TASK DIRECTIONS - Skip the images and copy each record exactly as written.

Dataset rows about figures
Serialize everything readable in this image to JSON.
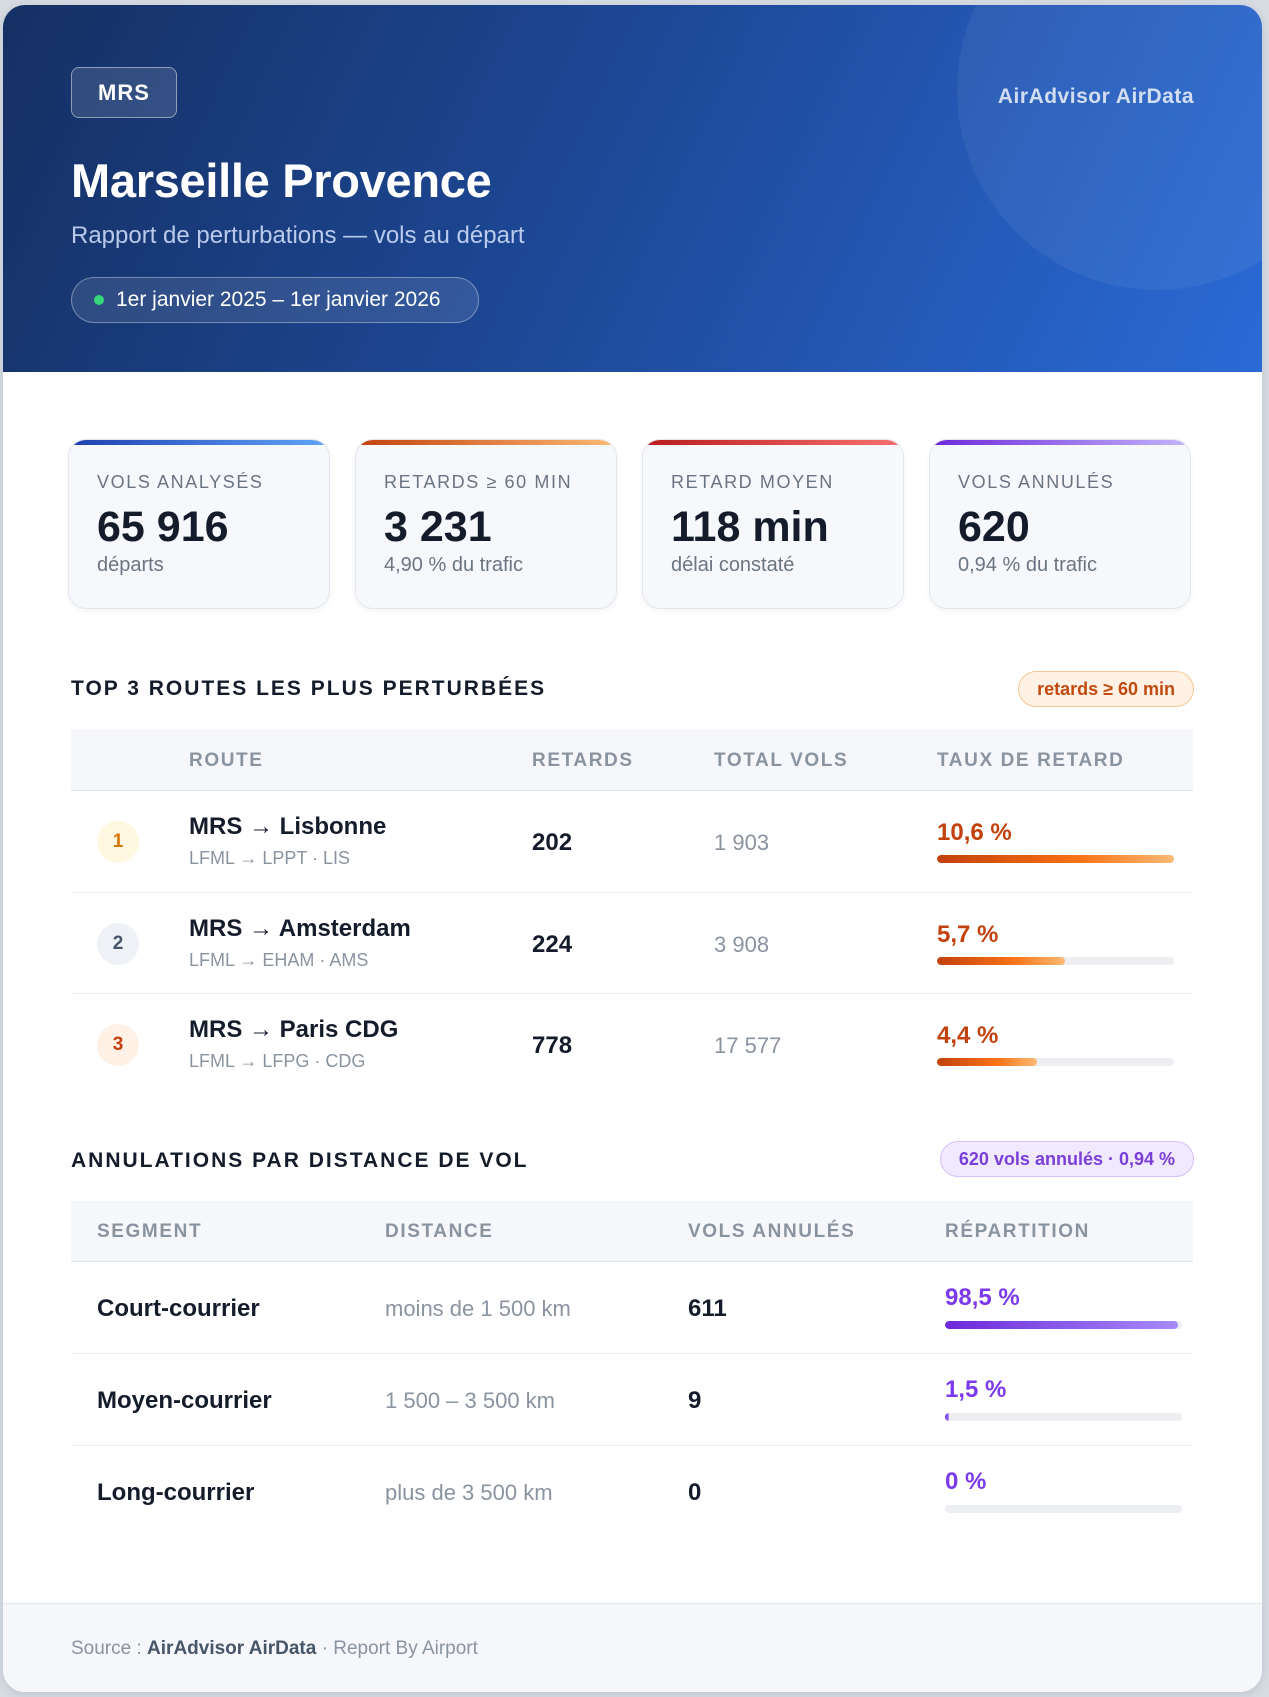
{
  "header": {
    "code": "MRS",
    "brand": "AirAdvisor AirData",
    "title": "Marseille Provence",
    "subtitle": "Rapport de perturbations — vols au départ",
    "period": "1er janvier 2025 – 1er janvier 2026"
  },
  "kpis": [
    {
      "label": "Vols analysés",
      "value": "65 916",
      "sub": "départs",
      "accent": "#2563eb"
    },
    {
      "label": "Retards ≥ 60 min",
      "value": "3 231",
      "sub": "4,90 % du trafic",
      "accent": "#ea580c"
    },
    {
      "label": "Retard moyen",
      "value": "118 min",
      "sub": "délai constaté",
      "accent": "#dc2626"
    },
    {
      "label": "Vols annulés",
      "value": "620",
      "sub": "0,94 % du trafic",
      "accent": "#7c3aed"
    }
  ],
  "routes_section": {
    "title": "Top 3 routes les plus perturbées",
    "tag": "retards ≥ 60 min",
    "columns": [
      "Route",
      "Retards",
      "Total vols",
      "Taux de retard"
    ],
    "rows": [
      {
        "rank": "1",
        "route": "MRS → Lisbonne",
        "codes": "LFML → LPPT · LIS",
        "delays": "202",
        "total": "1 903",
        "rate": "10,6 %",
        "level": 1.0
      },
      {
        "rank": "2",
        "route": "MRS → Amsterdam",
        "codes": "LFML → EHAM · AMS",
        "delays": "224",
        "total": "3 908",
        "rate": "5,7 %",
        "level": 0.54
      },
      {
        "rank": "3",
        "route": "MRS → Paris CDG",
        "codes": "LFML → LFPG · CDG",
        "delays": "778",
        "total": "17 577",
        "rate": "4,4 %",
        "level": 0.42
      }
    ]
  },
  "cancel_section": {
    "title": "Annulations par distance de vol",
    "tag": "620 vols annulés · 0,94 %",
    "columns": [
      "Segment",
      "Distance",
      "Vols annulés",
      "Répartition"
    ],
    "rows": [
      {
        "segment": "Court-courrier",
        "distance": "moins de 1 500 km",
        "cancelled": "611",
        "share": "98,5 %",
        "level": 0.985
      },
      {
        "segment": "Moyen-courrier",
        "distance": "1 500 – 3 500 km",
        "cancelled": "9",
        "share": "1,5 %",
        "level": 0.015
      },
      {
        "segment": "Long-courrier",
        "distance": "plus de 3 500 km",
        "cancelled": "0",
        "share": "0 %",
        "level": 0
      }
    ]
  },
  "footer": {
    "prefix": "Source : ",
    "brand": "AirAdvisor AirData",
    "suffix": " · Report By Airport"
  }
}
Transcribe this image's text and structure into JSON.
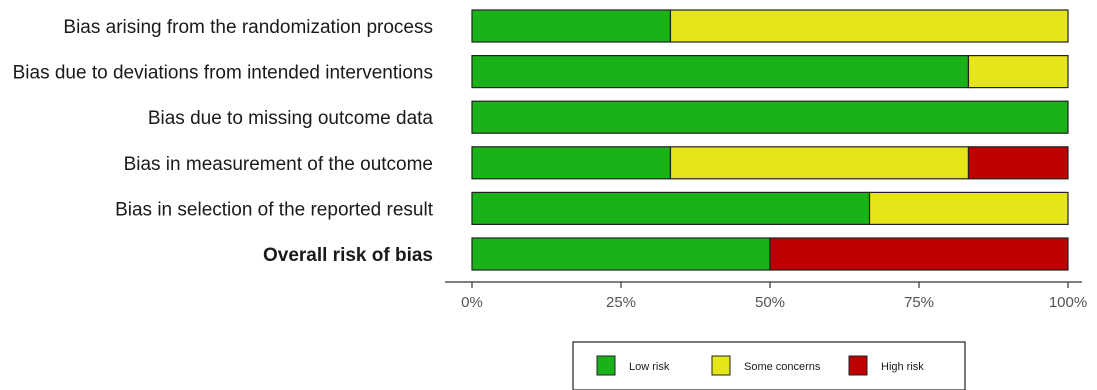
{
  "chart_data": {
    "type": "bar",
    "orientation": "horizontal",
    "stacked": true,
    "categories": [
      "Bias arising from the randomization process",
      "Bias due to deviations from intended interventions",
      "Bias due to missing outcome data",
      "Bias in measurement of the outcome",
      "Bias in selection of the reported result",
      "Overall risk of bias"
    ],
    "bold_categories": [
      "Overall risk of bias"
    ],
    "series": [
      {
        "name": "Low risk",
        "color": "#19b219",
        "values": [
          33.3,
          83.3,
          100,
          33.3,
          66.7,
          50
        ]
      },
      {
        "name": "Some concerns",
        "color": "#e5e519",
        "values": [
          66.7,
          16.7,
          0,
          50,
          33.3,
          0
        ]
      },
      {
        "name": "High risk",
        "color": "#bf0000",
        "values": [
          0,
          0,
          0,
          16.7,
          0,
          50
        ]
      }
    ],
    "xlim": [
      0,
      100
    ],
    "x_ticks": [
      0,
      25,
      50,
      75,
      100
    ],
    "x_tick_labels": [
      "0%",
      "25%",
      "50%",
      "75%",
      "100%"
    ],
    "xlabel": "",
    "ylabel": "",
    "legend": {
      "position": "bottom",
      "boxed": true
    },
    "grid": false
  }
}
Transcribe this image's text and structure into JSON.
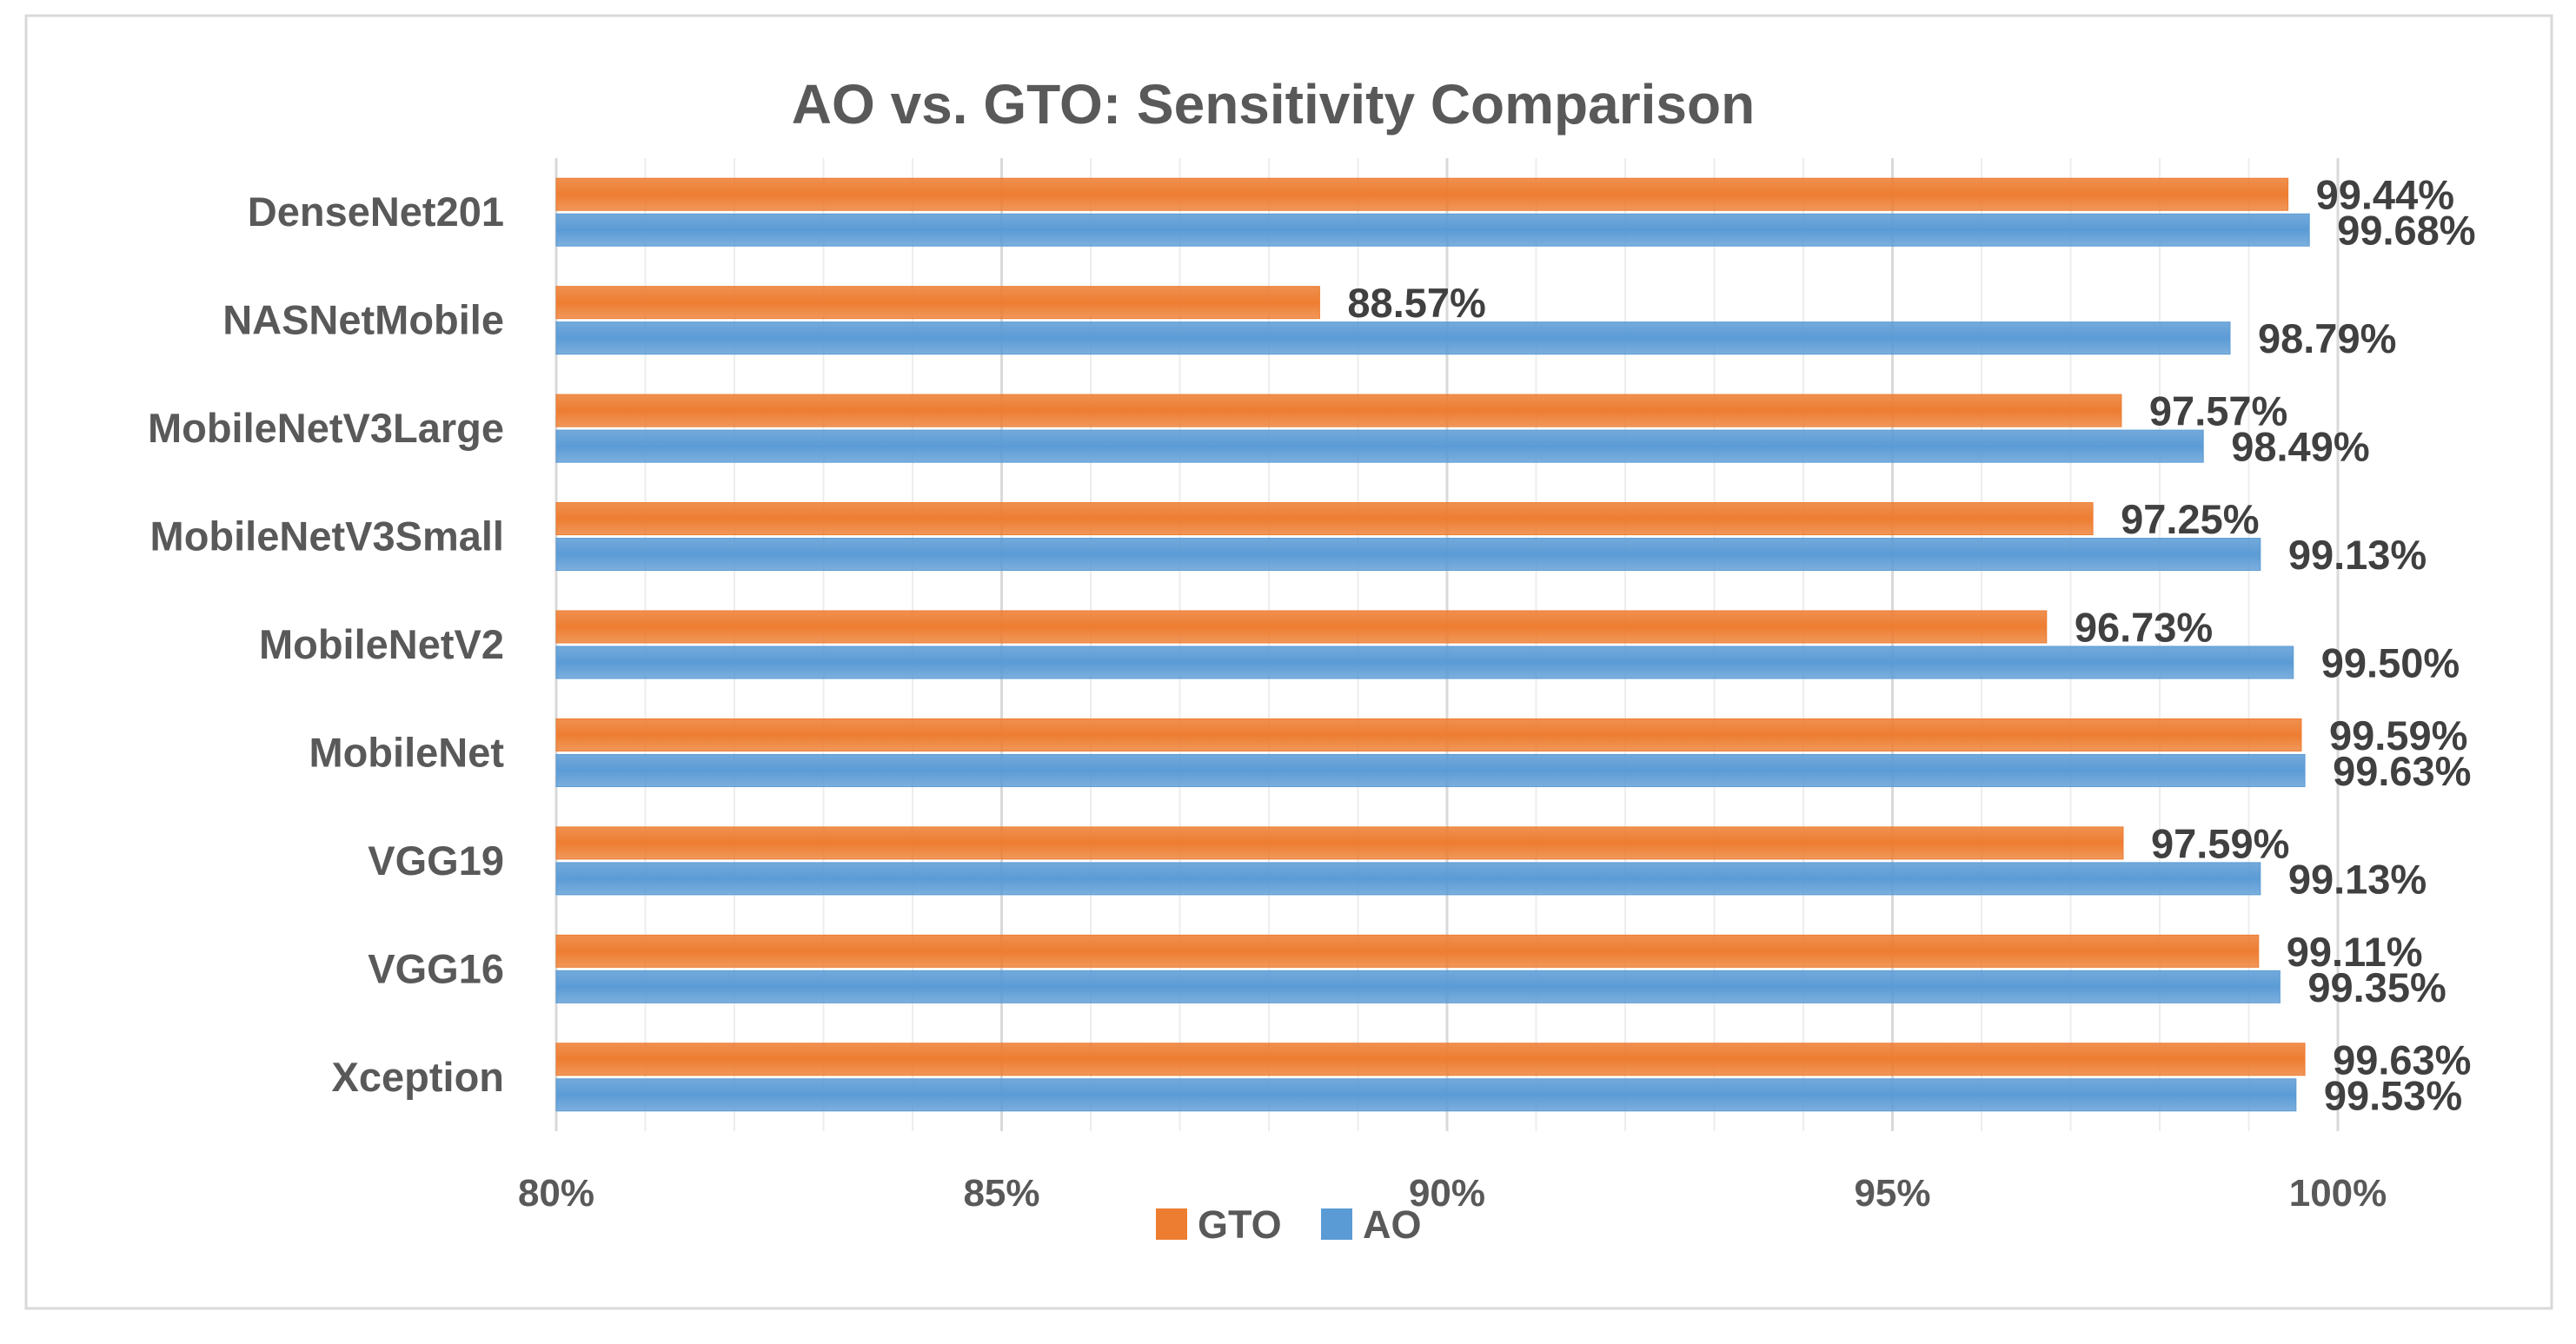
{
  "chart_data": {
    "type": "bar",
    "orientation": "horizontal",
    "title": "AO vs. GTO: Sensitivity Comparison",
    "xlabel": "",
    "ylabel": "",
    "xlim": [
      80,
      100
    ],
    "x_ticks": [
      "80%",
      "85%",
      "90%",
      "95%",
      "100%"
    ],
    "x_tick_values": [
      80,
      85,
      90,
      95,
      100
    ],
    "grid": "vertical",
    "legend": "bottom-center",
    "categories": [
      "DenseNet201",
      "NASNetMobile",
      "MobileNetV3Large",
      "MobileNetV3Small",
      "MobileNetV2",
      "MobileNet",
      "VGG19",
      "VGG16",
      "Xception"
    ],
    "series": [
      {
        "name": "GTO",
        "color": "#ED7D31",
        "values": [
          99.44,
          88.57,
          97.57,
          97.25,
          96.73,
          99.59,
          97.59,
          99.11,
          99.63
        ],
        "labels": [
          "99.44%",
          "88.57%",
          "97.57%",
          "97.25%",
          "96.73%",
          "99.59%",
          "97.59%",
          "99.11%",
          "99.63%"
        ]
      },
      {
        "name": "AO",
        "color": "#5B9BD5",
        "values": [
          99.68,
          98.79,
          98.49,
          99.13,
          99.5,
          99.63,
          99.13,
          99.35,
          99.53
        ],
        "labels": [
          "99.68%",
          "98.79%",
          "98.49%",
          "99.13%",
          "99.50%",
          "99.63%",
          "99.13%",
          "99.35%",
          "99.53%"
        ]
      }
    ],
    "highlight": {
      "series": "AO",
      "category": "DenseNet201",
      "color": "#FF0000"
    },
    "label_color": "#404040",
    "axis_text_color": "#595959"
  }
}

TASK OUTPUT -
Serialize everything readable in this image to JSON.
{
  "header": {
    "code": "MRS",
    "brand": "AirAdvisor AirData",
    "title": "Marseille Provence",
    "subtitle": "Rapport de perturbations — vols au départ",
    "period": "1er janvier 2025 – 1er janvier 2026"
  },
  "kpis": [
    {
      "label": "Vols analysés",
      "value": "65 916",
      "sub": "départs",
      "accent": "#2563eb"
    },
    {
      "label": "Retards ≥ 60 min",
      "value": "3 231",
      "sub": "4,90 % du trafic",
      "accent": "#ea580c"
    },
    {
      "label": "Retard moyen",
      "value": "118 min",
      "sub": "délai constaté",
      "accent": "#dc2626"
    },
    {
      "label": "Vols annulés",
      "value": "620",
      "sub": "0,94 % du trafic",
      "accent": "#7c3aed"
    }
  ],
  "routes_section": {
    "title": "Top 3 routes les plus perturbées",
    "tag": "retards ≥ 60 min",
    "columns": [
      "Route",
      "Retards",
      "Total vols",
      "Taux de retard"
    ],
    "rows": [
      {
        "rank": "1",
        "route": "MRS → Lisbonne",
        "codes": "LFML → LPPT · LIS",
        "delays": "202",
        "total": "1 903",
        "rate": "10,6 %",
        "level": 1.0
      },
      {
        "rank": "2",
        "route": "MRS → Amsterdam",
        "codes": "LFML → EHAM · AMS",
        "delays": "224",
        "total": "3 908",
        "rate": "5,7 %",
        "level": 0.54
      },
      {
        "rank": "3",
        "route": "MRS → Paris CDG",
        "codes": "LFML → LFPG · CDG",
        "delays": "778",
        "total": "17 577",
        "rate": "4,4 %",
        "level": 0.42
      }
    ]
  },
  "cancel_section": {
    "title": "Annulations par distance de vol",
    "tag": "620 vols annulés · 0,94 %",
    "columns": [
      "Segment",
      "Distance",
      "Vols annulés",
      "Répartition"
    ],
    "rows": [
      {
        "segment": "Court-courrier",
        "distance": "moins de 1 500 km",
        "cancelled": "611",
        "share": "98,5 %",
        "level": 0.985
      },
      {
        "segment": "Moyen-courrier",
        "distance": "1 500 – 3 500 km",
        "cancelled": "9",
        "share": "1,5 %",
        "level": 0.015
      },
      {
        "segment": "Long-courrier",
        "distance": "plus de 3 500 km",
        "cancelled": "0",
        "share": "0 %",
        "level": 0
      }
    ]
  },
  "footer": {
    "prefix": "Source : ",
    "brand": "AirAdvisor AirData",
    "suffix": " · Report By Airport"
  }
}
Transcribe this image's text and structure into JSON.
{
  "chart_data": {
    "type": "bar",
    "orientation": "horizontal",
    "stacked": true,
    "categories": [
      "Bias arising from the randomization process",
      "Bias due to deviations from intended interventions",
      "Bias due to missing outcome data",
      "Bias in measurement of the outcome",
      "Bias in selection of the reported result",
      "Overall risk of bias"
    ],
    "bold_categories": [
      "Overall risk of bias"
    ],
    "series": [
      {
        "name": "Low risk",
        "color": "#19b219",
        "values": [
          33.3,
          83.3,
          100,
          33.3,
          66.7,
          50
        ]
      },
      {
        "name": "Some concerns",
        "color": "#e5e519",
        "values": [
          66.7,
          16.7,
          0,
          50,
          33.3,
          0
        ]
      },
      {
        "name": "High risk",
        "color": "#bf0000",
        "values": [
          0,
          0,
          0,
          16.7,
          0,
          50
        ]
      }
    ],
    "xlim": [
      0,
      100
    ],
    "x_ticks": [
      0,
      25,
      50,
      75,
      100
    ],
    "x_tick_labels": [
      "0%",
      "25%",
      "50%",
      "75%",
      "100%"
    ],
    "xlabel": "",
    "ylabel": "",
    "legend": {
      "position": "bottom",
      "boxed": true
    },
    "grid": false
  }
}
Transcribe this image's text and structure into JSON.
{
  "chart_data": {
    "type": "bar",
    "orientation": "horizontal",
    "title": "AO vs. GTO: Sensitivity Comparison",
    "xlabel": "",
    "ylabel": "",
    "xlim": [
      80,
      100
    ],
    "x_ticks": [
      "80%",
      "85%",
      "90%",
      "95%",
      "100%"
    ],
    "x_tick_values": [
      80,
      85,
      90,
      95,
      100
    ],
    "grid": "vertical",
    "legend": "bottom-center",
    "categories": [
      "DenseNet201",
      "NASNetMobile",
      "MobileNetV3Large",
      "MobileNetV3Small",
      "MobileNetV2",
      "MobileNet",
      "VGG19",
      "VGG16",
      "Xception"
    ],
    "series": [
      {
        "name": "GTO",
        "color": "#ED7D31",
        "values": [
          99.44,
          88.57,
          97.57,
          97.25,
          96.73,
          99.59,
          97.59,
          99.11,
          99.63
        ],
        "labels": [
          "99.44%",
          "88.57%",
          "97.57%",
          "97.25%",
          "96.73%",
          "99.59%",
          "97.59%",
          "99.11%",
          "99.63%"
        ]
      },
      {
        "name": "AO",
        "color": "#5B9BD5",
        "values": [
          99.68,
          98.79,
          98.49,
          99.13,
          99.5,
          99.63,
          99.13,
          99.35,
          99.53
        ],
        "labels": [
          "99.68%",
          "98.79%",
          "98.49%",
          "99.13%",
          "99.50%",
          "99.63%",
          "99.13%",
          "99.35%",
          "99.53%"
        ]
      }
    ],
    "highlight": {
      "series": "AO",
      "category": "DenseNet201",
      "color": "#FF0000"
    },
    "label_color": "#404040",
    "axis_text_color": "#595959"
  }
}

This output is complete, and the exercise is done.